Exercise.
Give back the whole listing exactly as shown.

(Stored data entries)
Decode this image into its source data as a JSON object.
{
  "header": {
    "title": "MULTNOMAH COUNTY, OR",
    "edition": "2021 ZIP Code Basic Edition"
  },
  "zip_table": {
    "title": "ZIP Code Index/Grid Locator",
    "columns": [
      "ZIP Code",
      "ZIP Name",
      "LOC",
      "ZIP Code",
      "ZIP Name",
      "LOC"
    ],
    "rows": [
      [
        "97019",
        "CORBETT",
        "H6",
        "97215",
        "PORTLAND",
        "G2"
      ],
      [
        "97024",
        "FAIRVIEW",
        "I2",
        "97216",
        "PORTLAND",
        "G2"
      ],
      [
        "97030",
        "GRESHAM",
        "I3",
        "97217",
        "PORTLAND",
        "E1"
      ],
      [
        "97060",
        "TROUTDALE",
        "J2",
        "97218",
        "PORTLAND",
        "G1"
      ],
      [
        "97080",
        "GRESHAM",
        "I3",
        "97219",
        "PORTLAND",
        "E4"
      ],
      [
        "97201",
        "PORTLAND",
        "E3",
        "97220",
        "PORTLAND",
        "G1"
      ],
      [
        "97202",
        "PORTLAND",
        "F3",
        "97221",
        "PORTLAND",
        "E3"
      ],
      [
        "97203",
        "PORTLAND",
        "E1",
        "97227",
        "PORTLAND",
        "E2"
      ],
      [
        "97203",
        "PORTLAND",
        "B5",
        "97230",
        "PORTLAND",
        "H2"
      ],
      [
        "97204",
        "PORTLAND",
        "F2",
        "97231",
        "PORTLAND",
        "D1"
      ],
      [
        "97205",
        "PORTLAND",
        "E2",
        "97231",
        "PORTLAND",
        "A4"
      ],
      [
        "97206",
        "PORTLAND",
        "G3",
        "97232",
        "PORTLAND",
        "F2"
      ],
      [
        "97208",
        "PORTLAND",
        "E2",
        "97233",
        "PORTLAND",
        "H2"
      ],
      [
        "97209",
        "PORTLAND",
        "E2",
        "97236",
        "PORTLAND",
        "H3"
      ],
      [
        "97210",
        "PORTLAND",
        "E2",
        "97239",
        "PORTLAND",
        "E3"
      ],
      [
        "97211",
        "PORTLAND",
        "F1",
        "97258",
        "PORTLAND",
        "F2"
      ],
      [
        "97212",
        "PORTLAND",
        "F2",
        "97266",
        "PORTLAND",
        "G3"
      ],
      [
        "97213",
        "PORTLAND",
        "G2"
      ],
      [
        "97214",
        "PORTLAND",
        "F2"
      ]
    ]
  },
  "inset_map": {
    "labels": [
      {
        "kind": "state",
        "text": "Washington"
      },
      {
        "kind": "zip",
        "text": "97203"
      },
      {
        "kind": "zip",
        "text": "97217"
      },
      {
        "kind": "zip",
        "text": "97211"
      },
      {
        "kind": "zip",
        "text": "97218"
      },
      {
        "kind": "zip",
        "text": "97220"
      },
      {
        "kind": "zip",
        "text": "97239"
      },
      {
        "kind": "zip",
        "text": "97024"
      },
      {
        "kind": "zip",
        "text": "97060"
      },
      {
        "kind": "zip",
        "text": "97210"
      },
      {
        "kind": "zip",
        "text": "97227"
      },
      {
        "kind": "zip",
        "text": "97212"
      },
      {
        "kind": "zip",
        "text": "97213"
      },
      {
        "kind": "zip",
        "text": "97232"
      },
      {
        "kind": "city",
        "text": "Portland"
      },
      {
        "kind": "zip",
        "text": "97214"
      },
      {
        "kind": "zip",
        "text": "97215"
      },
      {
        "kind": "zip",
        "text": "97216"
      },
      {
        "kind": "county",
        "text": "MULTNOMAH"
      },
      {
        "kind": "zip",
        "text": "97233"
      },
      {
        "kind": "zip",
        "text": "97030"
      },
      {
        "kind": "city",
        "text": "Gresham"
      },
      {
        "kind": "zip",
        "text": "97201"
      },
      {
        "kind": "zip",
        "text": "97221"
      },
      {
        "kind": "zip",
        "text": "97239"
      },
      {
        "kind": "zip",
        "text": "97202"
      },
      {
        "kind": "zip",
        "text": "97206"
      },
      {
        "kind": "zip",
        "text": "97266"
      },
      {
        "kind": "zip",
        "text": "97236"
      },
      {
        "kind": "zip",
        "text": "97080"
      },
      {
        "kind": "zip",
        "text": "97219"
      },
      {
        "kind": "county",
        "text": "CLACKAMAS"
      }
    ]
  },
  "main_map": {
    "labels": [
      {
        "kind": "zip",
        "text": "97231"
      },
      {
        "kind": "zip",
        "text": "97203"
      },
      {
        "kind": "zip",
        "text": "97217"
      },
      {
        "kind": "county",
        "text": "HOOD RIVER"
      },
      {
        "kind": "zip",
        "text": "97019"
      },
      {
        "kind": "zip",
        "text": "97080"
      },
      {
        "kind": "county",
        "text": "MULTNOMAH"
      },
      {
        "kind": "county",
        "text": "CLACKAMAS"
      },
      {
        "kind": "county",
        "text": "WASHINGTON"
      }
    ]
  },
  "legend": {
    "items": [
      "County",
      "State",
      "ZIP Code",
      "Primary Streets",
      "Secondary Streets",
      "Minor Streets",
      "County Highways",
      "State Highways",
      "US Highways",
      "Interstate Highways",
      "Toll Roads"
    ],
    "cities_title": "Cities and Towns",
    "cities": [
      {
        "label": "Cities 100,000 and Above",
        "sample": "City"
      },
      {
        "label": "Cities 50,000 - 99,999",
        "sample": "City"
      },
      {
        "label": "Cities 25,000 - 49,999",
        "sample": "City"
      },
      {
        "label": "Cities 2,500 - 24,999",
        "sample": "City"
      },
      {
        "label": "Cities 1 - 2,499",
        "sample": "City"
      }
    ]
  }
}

Solution to this exercise.
Decode this image into its source data as a JSON object.
{
  "header": {
    "title": "MULTNOMAH COUNTY, OR",
    "edition": "2021 ZIP Code Basic Edition"
  },
  "zip_table": {
    "title": "ZIP Code Index/Grid Locator",
    "columns": [
      "ZIP Code",
      "ZIP Name",
      "LOC",
      "ZIP Code",
      "ZIP Name",
      "LOC"
    ],
    "rows": [
      [
        "97019",
        "CORBETT",
        "H6",
        "97215",
        "PORTLAND",
        "G2"
      ],
      [
        "97024",
        "FAIRVIEW",
        "I2",
        "97216",
        "PORTLAND",
        "G2"
      ],
      [
        "97030",
        "GRESHAM",
        "I3",
        "97217",
        "PORTLAND",
        "E1"
      ],
      [
        "97060",
        "TROUTDALE",
        "J2",
        "97218",
        "PORTLAND",
        "G1"
      ],
      [
        "97080",
        "GRESHAM",
        "I3",
        "97219",
        "PORTLAND",
        "E4"
      ],
      [
        "97201",
        "PORTLAND",
        "E3",
        "97220",
        "PORTLAND",
        "G1"
      ],
      [
        "97202",
        "PORTLAND",
        "F3",
        "97221",
        "PORTLAND",
        "E3"
      ],
      [
        "97203",
        "PORTLAND",
        "E1",
        "97227",
        "PORTLAND",
        "E2"
      ],
      [
        "97203",
        "PORTLAND",
        "B5",
        "97230",
        "PORTLAND",
        "H2"
      ],
      [
        "97204",
        "PORTLAND",
        "F2",
        "97231",
        "PORTLAND",
        "D1"
      ],
      [
        "97205",
        "PORTLAND",
        "E2",
        "97231",
        "PORTLAND",
        "A4"
      ],
      [
        "97206",
        "PORTLAND",
        "G3",
        "97232",
        "PORTLAND",
        "F2"
      ],
      [
        "97208",
        "PORTLAND",
        "E2",
        "97233",
        "PORTLAND",
        "H2"
      ],
      [
        "97209",
        "PORTLAND",
        "E2",
        "97236",
        "PORTLAND",
        "H3"
      ],
      [
        "97210",
        "PORTLAND",
        "E2",
        "97239",
        "PORTLAND",
        "E3"
      ],
      [
        "97211",
        "PORTLAND",
        "F1",
        "97258",
        "PORTLAND",
        "F2"
      ],
      [
        "97212",
        "PORTLAND",
        "F2",
        "97266",
        "PORTLAND",
        "G3"
      ],
      [
        "97213",
        "PORTLAND",
        "G2"
      ],
      [
        "97214",
        "PORTLAND",
        "F2"
      ]
    ]
  },
  "inset_map": {
    "labels": [
      {
        "kind": "state",
        "text": "Washington"
      },
      {
        "kind": "zip",
        "text": "97203"
      },
      {
        "kind": "zip",
        "text": "97217"
      },
      {
        "kind": "zip",
        "text": "97211"
      },
      {
        "kind": "zip",
        "text": "97218"
      },
      {
        "kind": "zip",
        "text": "97220"
      },
      {
        "kind": "zip",
        "text": "97239"
      },
      {
        "kind": "zip",
        "text": "97024"
      },
      {
        "kind": "zip",
        "text": "97060"
      },
      {
        "kind": "zip",
        "text": "97210"
      },
      {
        "kind": "zip",
        "text": "97227"
      },
      {
        "kind": "zip",
        "text": "97212"
      },
      {
        "kind": "zip",
        "text": "97213"
      },
      {
        "kind": "zip",
        "text": "97232"
      },
      {
        "kind": "city",
        "text": "Portland"
      },
      {
        "kind": "zip",
        "text": "97214"
      },
      {
        "kind": "zip",
        "text": "97215"
      },
      {
        "kind": "zip",
        "text": "97216"
      },
      {
        "kind": "county",
        "text": "MULTNOMAH"
      },
      {
        "kind": "zip",
        "text": "97233"
      },
      {
        "kind": "zip",
        "text": "97030"
      },
      {
        "kind": "city",
        "text": "Gresham"
      },
      {
        "kind": "zip",
        "text": "97201"
      },
      {
        "kind": "zip",
        "text": "97221"
      },
      {
        "kind": "zip",
        "text": "97239"
      },
      {
        "kind": "zip",
        "text": "97202"
      },
      {
        "kind": "zip",
        "text": "97206"
      },
      {
        "kind": "zip",
        "text": "97266"
      },
      {
        "kind": "zip",
        "text": "97236"
      },
      {
        "kind": "zip",
        "text": "97080"
      },
      {
        "kind": "zip",
        "text": "97219"
      },
      {
        "kind": "county",
        "text": "CLACKAMAS"
      }
    ]
  },
  "main_map": {
    "labels": [
      {
        "kind": "zip",
        "text": "97231"
      },
      {
        "kind": "zip",
        "text": "97203"
      },
      {
        "kind": "zip",
        "text": "97217"
      },
      {
        "kind": "county",
        "text": "HOOD RIVER"
      },
      {
        "kind": "zip",
        "text": "97019"
      },
      {
        "kind": "zip",
        "text": "97080"
      },
      {
        "kind": "county",
        "text": "MULTNOMAH"
      },
      {
        "kind": "county",
        "text": "CLACKAMAS"
      },
      {
        "kind": "county",
        "text": "WASHINGTON"
      }
    ]
  },
  "legend": {
    "items": [
      "County",
      "State",
      "ZIP Code",
      "Primary Streets",
      "Secondary Streets",
      "Minor Streets",
      "County Highways",
      "State Highways",
      "US Highways",
      "Interstate Highways",
      "Toll Roads"
    ],
    "cities_title": "Cities and Towns",
    "cities": [
      {
        "label": "Cities 100,000 and Above",
        "sample": "City"
      },
      {
        "label": "Cities 50,000 - 99,999",
        "sample": "City"
      },
      {
        "label": "Cities 25,000 - 49,999",
        "sample": "City"
      },
      {
        "label": "Cities 2,500 - 24,999",
        "sample": "City"
      },
      {
        "label": "Cities 1 - 2,499",
        "sample": "City"
      }
    ]
  }
}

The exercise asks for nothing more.